_Given instruction_. Output every entry exactly as given.

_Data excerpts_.
<<<<
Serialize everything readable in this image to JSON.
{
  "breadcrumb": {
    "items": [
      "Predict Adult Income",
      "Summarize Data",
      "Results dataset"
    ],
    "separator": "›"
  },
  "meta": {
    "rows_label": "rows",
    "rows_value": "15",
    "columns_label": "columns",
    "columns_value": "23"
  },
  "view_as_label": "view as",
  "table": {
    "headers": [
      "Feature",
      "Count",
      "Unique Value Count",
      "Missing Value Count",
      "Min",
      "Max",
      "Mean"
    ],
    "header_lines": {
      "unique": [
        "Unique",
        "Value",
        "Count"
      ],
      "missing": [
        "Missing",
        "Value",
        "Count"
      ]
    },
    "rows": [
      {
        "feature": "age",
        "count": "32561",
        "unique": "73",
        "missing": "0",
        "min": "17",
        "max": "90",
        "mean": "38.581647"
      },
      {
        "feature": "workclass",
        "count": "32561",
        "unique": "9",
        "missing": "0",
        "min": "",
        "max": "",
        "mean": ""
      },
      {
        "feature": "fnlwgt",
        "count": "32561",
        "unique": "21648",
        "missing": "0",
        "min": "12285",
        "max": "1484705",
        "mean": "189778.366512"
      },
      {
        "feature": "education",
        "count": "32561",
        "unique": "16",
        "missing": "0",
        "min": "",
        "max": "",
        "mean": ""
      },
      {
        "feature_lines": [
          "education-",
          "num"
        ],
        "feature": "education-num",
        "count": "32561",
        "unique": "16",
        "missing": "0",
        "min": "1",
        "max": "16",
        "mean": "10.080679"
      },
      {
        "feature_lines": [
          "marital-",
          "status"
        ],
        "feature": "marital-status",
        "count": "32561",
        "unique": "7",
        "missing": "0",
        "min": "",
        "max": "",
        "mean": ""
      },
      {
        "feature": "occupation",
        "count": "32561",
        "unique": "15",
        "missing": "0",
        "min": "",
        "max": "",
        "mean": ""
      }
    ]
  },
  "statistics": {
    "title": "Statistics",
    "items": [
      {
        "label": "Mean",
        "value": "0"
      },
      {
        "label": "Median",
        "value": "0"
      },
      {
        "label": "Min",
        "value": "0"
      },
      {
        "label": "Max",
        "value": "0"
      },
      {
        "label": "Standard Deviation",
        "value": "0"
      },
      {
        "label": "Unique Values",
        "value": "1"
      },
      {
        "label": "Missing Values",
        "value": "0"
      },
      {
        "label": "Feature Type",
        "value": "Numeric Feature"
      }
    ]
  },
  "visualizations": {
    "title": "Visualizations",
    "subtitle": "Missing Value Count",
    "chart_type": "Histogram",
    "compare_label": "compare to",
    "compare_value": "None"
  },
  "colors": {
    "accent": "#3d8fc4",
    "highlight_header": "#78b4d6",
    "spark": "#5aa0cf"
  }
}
>>>>
_Answer below_.
Serialize everything readable in this image to JSON.
{
  "breadcrumb": {
    "items": [
      "Predict Adult Income",
      "Summarize Data",
      "Results dataset"
    ],
    "separator": "›"
  },
  "meta": {
    "rows_label": "rows",
    "rows_value": "15",
    "columns_label": "columns",
    "columns_value": "23"
  },
  "view_as_label": "view as",
  "table": {
    "headers": [
      "Feature",
      "Count",
      "Unique Value Count",
      "Missing Value Count",
      "Min",
      "Max",
      "Mean"
    ],
    "header_lines": {
      "unique": [
        "Unique",
        "Value",
        "Count"
      ],
      "missing": [
        "Missing",
        "Value",
        "Count"
      ]
    },
    "rows": [
      {
        "feature": "age",
        "count": "32561",
        "unique": "73",
        "missing": "0",
        "min": "17",
        "max": "90",
        "mean": "38.581647"
      },
      {
        "feature": "workclass",
        "count": "32561",
        "unique": "9",
        "missing": "0",
        "min": "",
        "max": "",
        "mean": ""
      },
      {
        "feature": "fnlwgt",
        "count": "32561",
        "unique": "21648",
        "missing": "0",
        "min": "12285",
        "max": "1484705",
        "mean": "189778.366512"
      },
      {
        "feature": "education",
        "count": "32561",
        "unique": "16",
        "missing": "0",
        "min": "",
        "max": "",
        "mean": ""
      },
      {
        "feature_lines": [
          "education-",
          "num"
        ],
        "feature": "education-num",
        "count": "32561",
        "unique": "16",
        "missing": "0",
        "min": "1",
        "max": "16",
        "mean": "10.080679"
      },
      {
        "feature_lines": [
          "marital-",
          "status"
        ],
        "feature": "marital-status",
        "count": "32561",
        "unique": "7",
        "missing": "0",
        "min": "",
        "max": "",
        "mean": ""
      },
      {
        "feature": "occupation",
        "count": "32561",
        "unique": "15",
        "missing": "0",
        "min": "",
        "max": "",
        "mean": ""
      }
    ]
  },
  "statistics": {
    "title": "Statistics",
    "items": [
      {
        "label": "Mean",
        "value": "0"
      },
      {
        "label": "Median",
        "value": "0"
      },
      {
        "label": "Min",
        "value": "0"
      },
      {
        "label": "Max",
        "value": "0"
      },
      {
        "label": "Standard Deviation",
        "value": "0"
      },
      {
        "label": "Unique Values",
        "value": "1"
      },
      {
        "label": "Missing Values",
        "value": "0"
      },
      {
        "label": "Feature Type",
        "value": "Numeric Feature"
      }
    ]
  },
  "visualizations": {
    "title": "Visualizations",
    "subtitle": "Missing Value Count",
    "chart_type": "Histogram",
    "compare_label": "compare to",
    "compare_value": "None"
  },
  "colors": {
    "accent": "#3d8fc4",
    "highlight_header": "#78b4d6",
    "spark": "#5aa0cf"
  }
}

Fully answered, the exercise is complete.